What lines of the data include the string "Gratuitous"? Copy them all.

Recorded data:

- - - -

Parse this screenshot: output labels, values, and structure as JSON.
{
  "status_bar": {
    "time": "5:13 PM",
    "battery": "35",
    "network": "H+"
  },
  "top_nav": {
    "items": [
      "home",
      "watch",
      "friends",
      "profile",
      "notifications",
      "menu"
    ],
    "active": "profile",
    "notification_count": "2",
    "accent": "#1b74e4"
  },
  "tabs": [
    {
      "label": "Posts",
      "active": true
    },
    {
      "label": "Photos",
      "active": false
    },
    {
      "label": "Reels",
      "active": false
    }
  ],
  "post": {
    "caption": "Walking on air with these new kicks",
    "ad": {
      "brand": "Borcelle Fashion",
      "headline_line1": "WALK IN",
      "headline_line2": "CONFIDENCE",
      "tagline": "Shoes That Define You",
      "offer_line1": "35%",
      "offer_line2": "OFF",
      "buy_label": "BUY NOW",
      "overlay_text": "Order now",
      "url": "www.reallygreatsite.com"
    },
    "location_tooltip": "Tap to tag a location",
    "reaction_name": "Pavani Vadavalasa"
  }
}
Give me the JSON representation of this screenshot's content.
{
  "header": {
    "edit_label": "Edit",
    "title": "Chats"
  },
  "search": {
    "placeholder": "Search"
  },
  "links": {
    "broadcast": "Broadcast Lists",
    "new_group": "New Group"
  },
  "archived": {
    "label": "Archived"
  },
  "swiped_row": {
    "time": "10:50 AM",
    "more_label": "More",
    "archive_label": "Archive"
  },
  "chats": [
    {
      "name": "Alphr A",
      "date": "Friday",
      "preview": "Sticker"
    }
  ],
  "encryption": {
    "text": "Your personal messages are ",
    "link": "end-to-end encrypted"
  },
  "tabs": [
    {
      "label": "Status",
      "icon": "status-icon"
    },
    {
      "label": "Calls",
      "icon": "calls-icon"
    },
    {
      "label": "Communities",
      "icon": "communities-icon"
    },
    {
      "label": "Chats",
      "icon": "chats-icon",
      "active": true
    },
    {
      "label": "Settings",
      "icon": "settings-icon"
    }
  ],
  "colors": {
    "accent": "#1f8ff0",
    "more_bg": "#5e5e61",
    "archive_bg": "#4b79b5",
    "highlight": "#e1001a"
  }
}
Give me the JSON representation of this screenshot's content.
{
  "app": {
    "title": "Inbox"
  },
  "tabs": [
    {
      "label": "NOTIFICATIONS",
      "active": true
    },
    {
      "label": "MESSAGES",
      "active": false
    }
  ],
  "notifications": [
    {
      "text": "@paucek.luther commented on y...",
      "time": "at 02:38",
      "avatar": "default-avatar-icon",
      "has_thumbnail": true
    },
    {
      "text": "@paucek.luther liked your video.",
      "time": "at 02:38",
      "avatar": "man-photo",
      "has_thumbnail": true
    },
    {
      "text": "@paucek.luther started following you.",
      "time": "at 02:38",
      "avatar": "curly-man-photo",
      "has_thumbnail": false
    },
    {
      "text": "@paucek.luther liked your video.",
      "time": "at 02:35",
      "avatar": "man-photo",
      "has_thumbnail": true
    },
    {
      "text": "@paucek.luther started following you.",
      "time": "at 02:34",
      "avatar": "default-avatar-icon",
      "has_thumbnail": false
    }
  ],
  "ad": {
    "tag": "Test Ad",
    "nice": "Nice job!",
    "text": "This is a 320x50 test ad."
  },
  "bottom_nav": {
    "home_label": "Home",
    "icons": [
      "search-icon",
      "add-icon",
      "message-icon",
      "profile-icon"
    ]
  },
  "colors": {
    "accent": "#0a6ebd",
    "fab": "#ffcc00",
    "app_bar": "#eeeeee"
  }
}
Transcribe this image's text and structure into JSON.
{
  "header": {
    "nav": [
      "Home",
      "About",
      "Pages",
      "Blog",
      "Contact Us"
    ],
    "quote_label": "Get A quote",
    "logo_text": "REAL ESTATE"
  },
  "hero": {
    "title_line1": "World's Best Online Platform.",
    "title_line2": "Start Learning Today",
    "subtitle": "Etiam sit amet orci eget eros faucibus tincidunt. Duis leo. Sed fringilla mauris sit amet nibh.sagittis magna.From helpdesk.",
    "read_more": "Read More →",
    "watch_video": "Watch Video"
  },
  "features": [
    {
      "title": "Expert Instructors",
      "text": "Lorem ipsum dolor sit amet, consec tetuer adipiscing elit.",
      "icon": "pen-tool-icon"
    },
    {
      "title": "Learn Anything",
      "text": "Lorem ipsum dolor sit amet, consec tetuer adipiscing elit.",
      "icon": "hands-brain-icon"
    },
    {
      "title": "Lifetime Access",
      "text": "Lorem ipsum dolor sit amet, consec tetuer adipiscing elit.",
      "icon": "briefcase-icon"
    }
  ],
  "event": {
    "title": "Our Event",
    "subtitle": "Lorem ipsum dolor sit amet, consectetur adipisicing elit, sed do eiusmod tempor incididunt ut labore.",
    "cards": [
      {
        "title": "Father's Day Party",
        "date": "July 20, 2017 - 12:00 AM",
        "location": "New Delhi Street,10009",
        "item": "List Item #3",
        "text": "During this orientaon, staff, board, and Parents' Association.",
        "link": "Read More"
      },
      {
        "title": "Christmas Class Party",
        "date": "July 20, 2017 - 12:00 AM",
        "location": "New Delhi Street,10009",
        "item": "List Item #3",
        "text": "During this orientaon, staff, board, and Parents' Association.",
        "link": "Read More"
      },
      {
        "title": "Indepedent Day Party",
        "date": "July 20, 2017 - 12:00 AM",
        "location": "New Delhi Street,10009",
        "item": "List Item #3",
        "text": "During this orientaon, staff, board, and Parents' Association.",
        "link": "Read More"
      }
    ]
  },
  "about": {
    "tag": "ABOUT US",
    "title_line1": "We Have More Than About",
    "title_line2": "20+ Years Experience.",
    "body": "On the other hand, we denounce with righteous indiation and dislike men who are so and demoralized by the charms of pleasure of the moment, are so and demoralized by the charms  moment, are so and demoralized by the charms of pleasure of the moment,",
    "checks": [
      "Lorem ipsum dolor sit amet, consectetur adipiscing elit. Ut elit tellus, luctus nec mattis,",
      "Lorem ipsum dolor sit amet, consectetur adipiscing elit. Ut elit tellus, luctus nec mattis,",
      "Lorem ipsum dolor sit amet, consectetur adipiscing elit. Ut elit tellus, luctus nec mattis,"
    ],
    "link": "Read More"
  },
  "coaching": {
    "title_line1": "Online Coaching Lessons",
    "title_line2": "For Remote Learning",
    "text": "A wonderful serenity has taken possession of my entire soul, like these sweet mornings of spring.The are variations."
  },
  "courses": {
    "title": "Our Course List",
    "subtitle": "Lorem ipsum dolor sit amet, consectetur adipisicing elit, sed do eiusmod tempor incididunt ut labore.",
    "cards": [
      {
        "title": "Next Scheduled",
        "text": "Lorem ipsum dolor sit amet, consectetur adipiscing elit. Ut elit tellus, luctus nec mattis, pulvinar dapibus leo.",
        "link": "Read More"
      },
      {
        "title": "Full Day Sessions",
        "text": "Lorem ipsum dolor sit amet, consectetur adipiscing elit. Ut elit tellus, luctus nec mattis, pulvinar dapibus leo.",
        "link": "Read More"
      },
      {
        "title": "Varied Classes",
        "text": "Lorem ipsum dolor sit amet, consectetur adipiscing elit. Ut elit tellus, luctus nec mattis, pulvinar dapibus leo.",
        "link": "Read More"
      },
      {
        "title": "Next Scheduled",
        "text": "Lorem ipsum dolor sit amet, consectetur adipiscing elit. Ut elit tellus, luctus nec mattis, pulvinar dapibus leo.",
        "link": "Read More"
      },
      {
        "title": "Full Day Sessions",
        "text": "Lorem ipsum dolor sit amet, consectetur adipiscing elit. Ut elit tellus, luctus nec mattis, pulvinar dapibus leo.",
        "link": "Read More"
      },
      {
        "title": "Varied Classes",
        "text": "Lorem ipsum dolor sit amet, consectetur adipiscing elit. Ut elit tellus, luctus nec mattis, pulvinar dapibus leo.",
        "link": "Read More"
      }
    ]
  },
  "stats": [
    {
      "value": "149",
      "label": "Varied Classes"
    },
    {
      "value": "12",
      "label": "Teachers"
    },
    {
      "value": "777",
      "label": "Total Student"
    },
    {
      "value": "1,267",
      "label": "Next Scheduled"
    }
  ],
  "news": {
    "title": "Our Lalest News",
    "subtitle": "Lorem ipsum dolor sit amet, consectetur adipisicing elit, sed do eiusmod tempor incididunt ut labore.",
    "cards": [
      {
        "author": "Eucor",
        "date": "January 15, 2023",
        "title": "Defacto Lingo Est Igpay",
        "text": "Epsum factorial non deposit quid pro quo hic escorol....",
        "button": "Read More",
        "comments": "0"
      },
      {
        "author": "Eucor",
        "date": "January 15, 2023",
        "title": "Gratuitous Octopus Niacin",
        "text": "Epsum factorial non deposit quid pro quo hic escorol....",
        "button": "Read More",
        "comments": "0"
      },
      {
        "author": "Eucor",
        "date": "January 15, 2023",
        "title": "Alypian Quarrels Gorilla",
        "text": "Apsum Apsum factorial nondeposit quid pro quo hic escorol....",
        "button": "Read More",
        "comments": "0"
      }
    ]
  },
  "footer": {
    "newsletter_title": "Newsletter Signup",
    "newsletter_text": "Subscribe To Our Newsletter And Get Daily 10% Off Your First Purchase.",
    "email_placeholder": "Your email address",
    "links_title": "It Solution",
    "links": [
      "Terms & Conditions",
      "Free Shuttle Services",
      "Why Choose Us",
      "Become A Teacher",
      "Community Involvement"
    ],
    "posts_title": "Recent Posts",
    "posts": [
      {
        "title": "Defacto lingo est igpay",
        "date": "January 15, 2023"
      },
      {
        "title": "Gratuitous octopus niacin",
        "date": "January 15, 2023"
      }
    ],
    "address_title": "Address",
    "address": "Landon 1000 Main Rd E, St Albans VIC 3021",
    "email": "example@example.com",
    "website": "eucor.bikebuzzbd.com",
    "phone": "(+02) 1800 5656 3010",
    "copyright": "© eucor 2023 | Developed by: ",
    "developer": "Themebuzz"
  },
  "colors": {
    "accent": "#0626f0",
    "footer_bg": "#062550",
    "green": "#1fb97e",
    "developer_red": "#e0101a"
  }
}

- - - -

Solution for this exercise:
        "title": "Gratuitous Octopus Niacin",
        "title": "Gratuitous octopus niacin",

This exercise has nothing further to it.